* Begin Recorded data *
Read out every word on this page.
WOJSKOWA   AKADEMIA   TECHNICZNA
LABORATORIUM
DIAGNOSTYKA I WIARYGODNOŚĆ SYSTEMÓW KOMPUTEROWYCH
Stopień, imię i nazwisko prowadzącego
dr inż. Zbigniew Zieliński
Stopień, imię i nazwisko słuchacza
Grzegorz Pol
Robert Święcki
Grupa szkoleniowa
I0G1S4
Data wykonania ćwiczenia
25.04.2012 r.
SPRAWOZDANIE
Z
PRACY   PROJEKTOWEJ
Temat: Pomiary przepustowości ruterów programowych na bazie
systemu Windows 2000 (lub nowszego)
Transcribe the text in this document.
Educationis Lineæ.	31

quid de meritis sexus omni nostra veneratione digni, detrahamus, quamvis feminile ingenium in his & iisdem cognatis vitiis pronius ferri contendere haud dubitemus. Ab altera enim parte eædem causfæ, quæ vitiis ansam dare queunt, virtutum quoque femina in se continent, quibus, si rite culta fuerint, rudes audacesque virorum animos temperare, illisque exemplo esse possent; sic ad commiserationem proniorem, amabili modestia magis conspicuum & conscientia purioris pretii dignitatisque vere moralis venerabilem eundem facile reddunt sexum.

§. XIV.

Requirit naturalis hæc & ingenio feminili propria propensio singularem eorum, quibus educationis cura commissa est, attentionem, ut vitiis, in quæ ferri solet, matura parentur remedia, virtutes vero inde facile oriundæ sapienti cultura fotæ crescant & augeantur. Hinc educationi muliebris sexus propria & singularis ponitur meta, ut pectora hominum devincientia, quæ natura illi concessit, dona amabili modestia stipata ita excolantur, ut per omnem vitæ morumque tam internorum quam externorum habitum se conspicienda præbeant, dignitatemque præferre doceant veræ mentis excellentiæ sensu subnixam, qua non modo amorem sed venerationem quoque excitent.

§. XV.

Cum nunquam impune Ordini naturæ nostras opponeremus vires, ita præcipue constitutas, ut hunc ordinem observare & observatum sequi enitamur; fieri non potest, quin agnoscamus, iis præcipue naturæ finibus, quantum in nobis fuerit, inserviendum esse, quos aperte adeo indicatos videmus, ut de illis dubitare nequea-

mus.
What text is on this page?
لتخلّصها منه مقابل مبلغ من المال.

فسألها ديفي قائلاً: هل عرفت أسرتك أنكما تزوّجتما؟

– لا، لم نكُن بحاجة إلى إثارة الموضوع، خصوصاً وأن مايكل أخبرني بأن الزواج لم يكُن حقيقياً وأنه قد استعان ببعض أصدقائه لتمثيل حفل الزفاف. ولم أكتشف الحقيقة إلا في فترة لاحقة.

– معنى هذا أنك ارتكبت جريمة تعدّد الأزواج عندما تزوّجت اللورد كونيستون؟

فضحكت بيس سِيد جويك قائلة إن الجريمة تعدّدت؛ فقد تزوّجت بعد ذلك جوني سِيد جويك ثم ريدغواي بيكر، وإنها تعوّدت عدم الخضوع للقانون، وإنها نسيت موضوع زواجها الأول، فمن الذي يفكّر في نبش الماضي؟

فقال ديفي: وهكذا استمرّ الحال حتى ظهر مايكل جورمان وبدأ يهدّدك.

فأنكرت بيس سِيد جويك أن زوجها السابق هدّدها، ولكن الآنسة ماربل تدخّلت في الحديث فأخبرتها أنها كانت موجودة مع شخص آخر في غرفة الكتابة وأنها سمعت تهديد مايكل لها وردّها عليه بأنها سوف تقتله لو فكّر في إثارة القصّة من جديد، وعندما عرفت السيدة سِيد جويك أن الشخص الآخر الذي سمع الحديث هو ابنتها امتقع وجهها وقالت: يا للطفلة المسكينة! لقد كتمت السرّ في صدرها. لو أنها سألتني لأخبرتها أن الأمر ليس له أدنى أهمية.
* End Recorded data *
- [Directions for this task]: The data above must be returned in full, exactly as written.

- [Task response]:
Read out every word on this page.
WOJSKOWA   AKADEMIA   TECHNICZNA
LABORATORIUM
DIAGNOSTYKA I WIARYGODNOŚĆ SYSTEMÓW KOMPUTEROWYCH
Stopień, imię i nazwisko prowadzącego
dr inż. Zbigniew Zieliński
Stopień, imię i nazwisko słuchacza
Grzegorz Pol
Robert Święcki
Grupa szkoleniowa
I0G1S4
Data wykonania ćwiczenia
25.04.2012 r.
SPRAWOZDANIE
Z
PRACY   PROJEKTOWEJ
Temat: Pomiary przepustowości ruterów programowych na bazie
systemu Windows 2000 (lub nowszego)
Transcribe the text in this document.
Educationis Lineæ.	31

quid de meritis sexus omni nostra veneratione digni, detrahamus, quamvis feminile ingenium in his & iisdem cognatis vitiis pronius ferri contendere haud dubitemus. Ab altera enim parte eædem causfæ, quæ vitiis ansam dare queunt, virtutum quoque femina in se continent, quibus, si rite culta fuerint, rudes audacesque virorum animos temperare, illisque exemplo esse possent; sic ad commiserationem proniorem, amabili modestia magis conspicuum & conscientia purioris pretii dignitatisque vere moralis venerabilem eundem facile reddunt sexum.

§. XIV.

Requirit naturalis hæc & ingenio feminili propria propensio singularem eorum, quibus educationis cura commissa est, attentionem, ut vitiis, in quæ ferri solet, matura parentur remedia, virtutes vero inde facile oriundæ sapienti cultura fotæ crescant & augeantur. Hinc educationi muliebris sexus propria & singularis ponitur meta, ut pectora hominum devincientia, quæ natura illi concessit, dona amabili modestia stipata ita excolantur, ut per omnem vitæ morumque tam internorum quam externorum habitum se conspicienda præbeant, dignitatemque præferre doceant veræ mentis excellentiæ sensu subnixam, qua non modo amorem sed venerationem quoque excitent.

§. XV.

Cum nunquam impune Ordini naturæ nostras opponeremus vires, ita præcipue constitutas, ut hunc ordinem observare & observatum sequi enitamur; fieri non potest, quin agnoscamus, iis præcipue naturæ finibus, quantum in nobis fuerit, inserviendum esse, quos aperte adeo indicatos videmus, ut de illis dubitare nequea-

mus.
What text is on this page?
لتخلّصها منه مقابل مبلغ من المال.

فسألها ديفي قائلاً: هل عرفت أسرتك أنكما تزوّجتما؟

– لا، لم نكُن بحاجة إلى إثارة الموضوع، خصوصاً وأن مايكل أخبرني بأن الزواج لم يكُن حقيقياً وأنه قد استعان ببعض أصدقائه لتمثيل حفل الزفاف. ولم أكتشف الحقيقة إلا في فترة لاحقة.

– معنى هذا أنك ارتكبت جريمة تعدّد الأزواج عندما تزوّجت اللورد كونيستون؟

فضحكت بيس سِيد جويك قائلة إن الجريمة تعدّدت؛ فقد تزوّجت بعد ذلك جوني سِيد جويك ثم ريدغواي بيكر، وإنها تعوّدت عدم الخضوع للقانون، وإنها نسيت موضوع زواجها الأول، فمن الذي يفكّر في نبش الماضي؟

فقال ديفي: وهكذا استمرّ الحال حتى ظهر مايكل جورمان وبدأ يهدّدك.

فأنكرت بيس سِيد جويك أن زوجها السابق هدّدها، ولكن الآنسة ماربل تدخّلت في الحديث فأخبرتها أنها كانت موجودة مع شخص آخر في غرفة الكتابة وأنها سمعت تهديد مايكل لها وردّها عليه بأنها سوف تقتله لو فكّر في إثارة القصّة من جديد، وعندما عرفت السيدة سِيد جويك أن الشخص الآخر الذي سمع الحديث هو ابنتها امتقع وجهها وقالت: يا للطفلة المسكينة! لقد كتمت السرّ في صدرها. لو أنها سألتني لأخبرتها أن الأمر ليس له أدنى أهمية.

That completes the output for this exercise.